• **Given problem**
Bring together all lines of the material below that contain the string "this".

^^^^^^^^

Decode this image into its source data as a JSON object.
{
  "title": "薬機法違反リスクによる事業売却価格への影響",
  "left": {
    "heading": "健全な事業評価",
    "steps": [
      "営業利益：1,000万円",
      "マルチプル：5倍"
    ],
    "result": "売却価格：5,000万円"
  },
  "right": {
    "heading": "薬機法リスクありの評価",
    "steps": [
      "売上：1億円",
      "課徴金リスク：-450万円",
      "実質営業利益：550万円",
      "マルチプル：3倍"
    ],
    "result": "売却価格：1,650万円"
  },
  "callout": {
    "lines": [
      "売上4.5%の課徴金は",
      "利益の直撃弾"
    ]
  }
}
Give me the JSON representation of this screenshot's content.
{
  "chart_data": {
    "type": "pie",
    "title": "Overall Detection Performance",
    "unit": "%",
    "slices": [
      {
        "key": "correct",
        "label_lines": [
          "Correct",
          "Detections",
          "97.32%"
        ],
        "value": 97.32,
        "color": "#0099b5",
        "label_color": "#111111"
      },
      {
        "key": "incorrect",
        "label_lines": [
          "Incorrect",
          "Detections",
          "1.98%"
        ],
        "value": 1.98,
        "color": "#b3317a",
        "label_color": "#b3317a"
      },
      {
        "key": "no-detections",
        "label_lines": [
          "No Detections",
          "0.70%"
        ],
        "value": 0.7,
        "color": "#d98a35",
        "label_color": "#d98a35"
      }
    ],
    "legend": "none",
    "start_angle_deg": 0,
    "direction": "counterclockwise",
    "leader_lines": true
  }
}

^^^^^^^^

• **Output of the task**
Decode this image into its source data as a JSON object.
Give me the JSON representation of this screenshot's content.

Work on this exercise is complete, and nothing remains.